BRIEF:
Print all the records exactly, please.

MATERIAL FOR THE TASK:

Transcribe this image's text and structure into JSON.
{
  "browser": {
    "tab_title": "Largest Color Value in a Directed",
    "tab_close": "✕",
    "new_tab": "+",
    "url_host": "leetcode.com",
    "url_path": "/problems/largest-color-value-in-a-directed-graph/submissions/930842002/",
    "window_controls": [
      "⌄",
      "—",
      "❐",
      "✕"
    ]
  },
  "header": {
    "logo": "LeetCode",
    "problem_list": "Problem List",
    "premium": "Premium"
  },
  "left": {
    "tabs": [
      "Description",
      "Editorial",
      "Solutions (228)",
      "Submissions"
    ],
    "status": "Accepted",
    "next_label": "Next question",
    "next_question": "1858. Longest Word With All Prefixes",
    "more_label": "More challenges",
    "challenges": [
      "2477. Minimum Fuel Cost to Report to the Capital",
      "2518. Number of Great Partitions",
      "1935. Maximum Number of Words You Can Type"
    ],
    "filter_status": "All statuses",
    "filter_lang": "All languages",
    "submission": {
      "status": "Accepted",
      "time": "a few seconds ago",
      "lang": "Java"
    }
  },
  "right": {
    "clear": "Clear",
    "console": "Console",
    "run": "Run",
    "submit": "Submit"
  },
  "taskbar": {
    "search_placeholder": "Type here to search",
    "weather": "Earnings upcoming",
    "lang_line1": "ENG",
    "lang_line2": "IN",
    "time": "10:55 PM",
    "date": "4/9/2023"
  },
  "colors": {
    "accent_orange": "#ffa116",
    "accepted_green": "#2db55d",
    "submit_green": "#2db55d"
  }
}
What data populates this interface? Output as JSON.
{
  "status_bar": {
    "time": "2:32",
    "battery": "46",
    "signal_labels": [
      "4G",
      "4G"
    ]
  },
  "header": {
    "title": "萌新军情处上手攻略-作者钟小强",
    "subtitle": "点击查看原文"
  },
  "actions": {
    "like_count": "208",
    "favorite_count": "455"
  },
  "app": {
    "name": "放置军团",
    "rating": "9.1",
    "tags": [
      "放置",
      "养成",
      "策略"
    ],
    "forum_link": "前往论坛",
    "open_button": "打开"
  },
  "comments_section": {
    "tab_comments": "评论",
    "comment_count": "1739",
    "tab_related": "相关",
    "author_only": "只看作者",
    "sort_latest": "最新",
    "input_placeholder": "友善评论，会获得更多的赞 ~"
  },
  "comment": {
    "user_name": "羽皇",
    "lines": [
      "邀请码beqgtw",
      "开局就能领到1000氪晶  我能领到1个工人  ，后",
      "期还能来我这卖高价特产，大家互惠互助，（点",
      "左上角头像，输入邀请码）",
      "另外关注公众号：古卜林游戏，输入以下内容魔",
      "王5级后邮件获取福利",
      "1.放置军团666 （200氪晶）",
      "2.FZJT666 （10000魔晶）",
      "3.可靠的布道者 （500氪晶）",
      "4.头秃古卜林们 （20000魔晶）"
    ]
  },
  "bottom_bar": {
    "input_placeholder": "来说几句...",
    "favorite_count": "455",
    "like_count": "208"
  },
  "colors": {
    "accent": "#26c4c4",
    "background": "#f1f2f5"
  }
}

ANSWER FOR THE TASK:
Transcribe this image's text and structure into JSON.
{
  "browser": {
    "tab_title": "Largest Color Value in a Directed",
    "tab_close": "✕",
    "new_tab": "+",
    "url_host": "leetcode.com",
    "url_path": "/problems/largest-color-value-in-a-directed-graph/submissions/930842002/",
    "window_controls": [
      "⌄",
      "—",
      "❐",
      "✕"
    ]
  },
  "header": {
    "logo": "LeetCode",
    "problem_list": "Problem List",
    "premium": "Premium"
  },
  "left": {
    "tabs": [
      "Description",
      "Editorial",
      "Solutions (228)",
      "Submissions"
    ],
    "status": "Accepted",
    "next_label": "Next question",
    "next_question": "1858. Longest Word With All Prefixes",
    "more_label": "More challenges",
    "challenges": [
      "2477. Minimum Fuel Cost to Report to the Capital",
      "2518. Number of Great Partitions",
      "1935. Maximum Number of Words You Can Type"
    ],
    "filter_status": "All statuses",
    "filter_lang": "All languages",
    "submission": {
      "status": "Accepted",
      "time": "a few seconds ago",
      "lang": "Java"
    }
  },
  "right": {
    "clear": "Clear",
    "console": "Console",
    "run": "Run",
    "submit": "Submit"
  },
  "taskbar": {
    "search_placeholder": "Type here to search",
    "weather": "Earnings upcoming",
    "lang_line1": "ENG",
    "lang_line2": "IN",
    "time": "10:55 PM",
    "date": "4/9/2023"
  },
  "colors": {
    "accent_orange": "#ffa116",
    "accepted_green": "#2db55d",
    "submit_green": "#2db55d"
  }
}
What data populates this interface? Output as JSON.
{
  "status_bar": {
    "time": "2:32",
    "battery": "46",
    "signal_labels": [
      "4G",
      "4G"
    ]
  },
  "header": {
    "title": "萌新军情处上手攻略-作者钟小强",
    "subtitle": "点击查看原文"
  },
  "actions": {
    "like_count": "208",
    "favorite_count": "455"
  },
  "app": {
    "name": "放置军团",
    "rating": "9.1",
    "tags": [
      "放置",
      "养成",
      "策略"
    ],
    "forum_link": "前往论坛",
    "open_button": "打开"
  },
  "comments_section": {
    "tab_comments": "评论",
    "comment_count": "1739",
    "tab_related": "相关",
    "author_only": "只看作者",
    "sort_latest": "最新",
    "input_placeholder": "友善评论，会获得更多的赞 ~"
  },
  "comment": {
    "user_name": "羽皇",
    "lines": [
      "邀请码beqgtw",
      "开局就能领到1000氪晶  我能领到1个工人  ，后",
      "期还能来我这卖高价特产，大家互惠互助，（点",
      "左上角头像，输入邀请码）",
      "另外关注公众号：古卜林游戏，输入以下内容魔",
      "王5级后邮件获取福利",
      "1.放置军团666 （200氪晶）",
      "2.FZJT666 （10000魔晶）",
      "3.可靠的布道者 （500氪晶）",
      "4.头秃古卜林们 （20000魔晶）"
    ]
  },
  "bottom_bar": {
    "input_placeholder": "来说几句...",
    "favorite_count": "455",
    "like_count": "208"
  },
  "colors": {
    "accent": "#26c4c4",
    "background": "#f1f2f5"
  }
}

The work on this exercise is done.